*Written instruction:* Pick out every line in the material below that contains the string "food", and copy each one in full.

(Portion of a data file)
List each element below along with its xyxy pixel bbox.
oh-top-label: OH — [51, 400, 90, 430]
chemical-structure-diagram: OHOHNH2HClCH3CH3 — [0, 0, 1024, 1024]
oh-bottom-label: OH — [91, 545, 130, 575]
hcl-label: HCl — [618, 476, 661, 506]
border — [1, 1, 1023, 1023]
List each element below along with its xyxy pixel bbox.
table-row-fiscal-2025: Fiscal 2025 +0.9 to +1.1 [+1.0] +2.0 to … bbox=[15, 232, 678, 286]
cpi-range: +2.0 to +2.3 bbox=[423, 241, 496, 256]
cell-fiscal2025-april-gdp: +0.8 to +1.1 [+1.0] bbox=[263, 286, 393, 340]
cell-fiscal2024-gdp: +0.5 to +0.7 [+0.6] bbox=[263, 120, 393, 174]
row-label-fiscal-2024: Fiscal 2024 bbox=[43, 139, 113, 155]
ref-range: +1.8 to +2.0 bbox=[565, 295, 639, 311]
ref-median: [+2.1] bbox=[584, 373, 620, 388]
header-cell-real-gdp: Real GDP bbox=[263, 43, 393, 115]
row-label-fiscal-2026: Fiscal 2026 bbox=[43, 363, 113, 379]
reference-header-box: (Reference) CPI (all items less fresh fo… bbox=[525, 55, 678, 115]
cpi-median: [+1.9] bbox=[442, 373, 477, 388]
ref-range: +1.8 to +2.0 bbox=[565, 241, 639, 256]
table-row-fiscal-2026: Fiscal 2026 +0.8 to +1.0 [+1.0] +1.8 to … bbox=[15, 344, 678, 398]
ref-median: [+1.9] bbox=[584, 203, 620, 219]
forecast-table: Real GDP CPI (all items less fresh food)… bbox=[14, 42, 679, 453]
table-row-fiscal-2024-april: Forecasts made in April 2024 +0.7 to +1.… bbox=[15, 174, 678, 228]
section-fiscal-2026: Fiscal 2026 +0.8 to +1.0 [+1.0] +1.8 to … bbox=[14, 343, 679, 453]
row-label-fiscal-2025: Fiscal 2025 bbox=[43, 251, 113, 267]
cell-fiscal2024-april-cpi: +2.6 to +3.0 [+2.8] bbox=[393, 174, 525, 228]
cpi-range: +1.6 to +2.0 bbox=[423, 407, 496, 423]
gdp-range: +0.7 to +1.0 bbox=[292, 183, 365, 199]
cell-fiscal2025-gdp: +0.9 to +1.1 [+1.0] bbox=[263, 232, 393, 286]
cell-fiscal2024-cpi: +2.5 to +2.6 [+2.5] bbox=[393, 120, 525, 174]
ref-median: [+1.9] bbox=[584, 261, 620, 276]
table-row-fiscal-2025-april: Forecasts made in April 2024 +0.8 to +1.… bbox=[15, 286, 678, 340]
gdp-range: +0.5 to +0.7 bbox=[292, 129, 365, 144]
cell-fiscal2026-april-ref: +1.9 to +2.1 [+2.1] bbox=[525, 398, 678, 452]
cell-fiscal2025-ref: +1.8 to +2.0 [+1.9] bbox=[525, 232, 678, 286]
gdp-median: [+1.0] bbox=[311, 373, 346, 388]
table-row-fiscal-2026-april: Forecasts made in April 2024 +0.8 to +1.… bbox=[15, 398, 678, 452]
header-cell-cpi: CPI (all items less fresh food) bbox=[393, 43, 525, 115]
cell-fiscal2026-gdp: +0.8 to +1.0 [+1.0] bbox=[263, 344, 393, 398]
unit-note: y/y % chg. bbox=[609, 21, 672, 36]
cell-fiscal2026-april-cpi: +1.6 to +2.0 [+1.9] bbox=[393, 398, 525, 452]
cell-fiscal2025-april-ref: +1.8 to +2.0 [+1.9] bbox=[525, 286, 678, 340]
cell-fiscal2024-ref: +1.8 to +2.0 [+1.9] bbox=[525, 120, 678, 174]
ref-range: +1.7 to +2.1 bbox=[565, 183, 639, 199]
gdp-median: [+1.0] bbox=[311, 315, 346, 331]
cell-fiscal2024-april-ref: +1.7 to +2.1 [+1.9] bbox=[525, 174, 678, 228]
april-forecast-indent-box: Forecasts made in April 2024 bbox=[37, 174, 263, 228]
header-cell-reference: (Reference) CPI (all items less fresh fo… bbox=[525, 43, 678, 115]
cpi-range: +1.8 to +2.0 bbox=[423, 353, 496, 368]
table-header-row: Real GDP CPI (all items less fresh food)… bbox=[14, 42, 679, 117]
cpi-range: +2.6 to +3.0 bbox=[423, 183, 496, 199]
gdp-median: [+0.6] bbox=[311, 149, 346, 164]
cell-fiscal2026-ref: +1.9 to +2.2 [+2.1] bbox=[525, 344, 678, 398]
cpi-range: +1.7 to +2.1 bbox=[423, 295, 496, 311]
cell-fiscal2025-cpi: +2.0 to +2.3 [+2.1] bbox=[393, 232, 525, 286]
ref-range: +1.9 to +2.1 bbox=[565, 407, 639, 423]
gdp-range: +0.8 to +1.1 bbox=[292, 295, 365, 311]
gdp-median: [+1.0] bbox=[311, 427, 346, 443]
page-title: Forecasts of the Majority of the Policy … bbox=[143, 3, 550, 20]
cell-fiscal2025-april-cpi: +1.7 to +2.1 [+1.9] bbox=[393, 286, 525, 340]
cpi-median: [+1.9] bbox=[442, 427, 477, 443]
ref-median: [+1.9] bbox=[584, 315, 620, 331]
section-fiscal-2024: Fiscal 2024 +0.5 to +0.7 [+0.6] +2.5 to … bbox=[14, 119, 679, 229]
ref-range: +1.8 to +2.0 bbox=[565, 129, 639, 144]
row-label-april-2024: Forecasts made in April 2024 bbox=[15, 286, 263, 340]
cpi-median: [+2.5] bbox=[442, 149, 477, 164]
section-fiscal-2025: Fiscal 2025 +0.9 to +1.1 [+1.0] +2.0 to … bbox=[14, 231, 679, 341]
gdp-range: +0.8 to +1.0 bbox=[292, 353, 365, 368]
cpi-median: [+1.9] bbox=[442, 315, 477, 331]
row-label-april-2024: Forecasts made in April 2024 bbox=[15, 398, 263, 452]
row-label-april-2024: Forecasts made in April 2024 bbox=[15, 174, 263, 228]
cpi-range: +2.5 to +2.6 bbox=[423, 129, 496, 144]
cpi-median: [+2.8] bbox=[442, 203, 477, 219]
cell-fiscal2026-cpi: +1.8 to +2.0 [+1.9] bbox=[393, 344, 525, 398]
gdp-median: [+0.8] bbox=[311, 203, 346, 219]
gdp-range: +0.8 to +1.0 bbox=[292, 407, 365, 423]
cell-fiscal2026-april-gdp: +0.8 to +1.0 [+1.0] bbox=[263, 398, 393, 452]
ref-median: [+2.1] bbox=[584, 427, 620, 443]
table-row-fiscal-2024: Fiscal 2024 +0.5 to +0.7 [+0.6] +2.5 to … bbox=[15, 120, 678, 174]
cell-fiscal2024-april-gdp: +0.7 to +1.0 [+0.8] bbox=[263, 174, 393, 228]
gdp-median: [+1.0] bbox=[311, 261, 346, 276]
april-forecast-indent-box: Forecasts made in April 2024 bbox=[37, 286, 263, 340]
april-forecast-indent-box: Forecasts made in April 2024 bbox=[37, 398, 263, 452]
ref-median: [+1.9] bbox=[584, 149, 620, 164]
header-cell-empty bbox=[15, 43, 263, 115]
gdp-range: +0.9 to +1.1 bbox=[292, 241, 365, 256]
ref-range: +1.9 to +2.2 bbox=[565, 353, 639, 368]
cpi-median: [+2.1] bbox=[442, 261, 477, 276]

*Completed task:*
forecast-table: Real GDP CPI (all items less fresh food)… bbox=[14, 42, 679, 453]
header-cell-cpi: CPI (all items less fresh food) bbox=[393, 43, 525, 115]
table-header-row: Real GDP CPI (all items less fresh food)… bbox=[14, 42, 679, 117]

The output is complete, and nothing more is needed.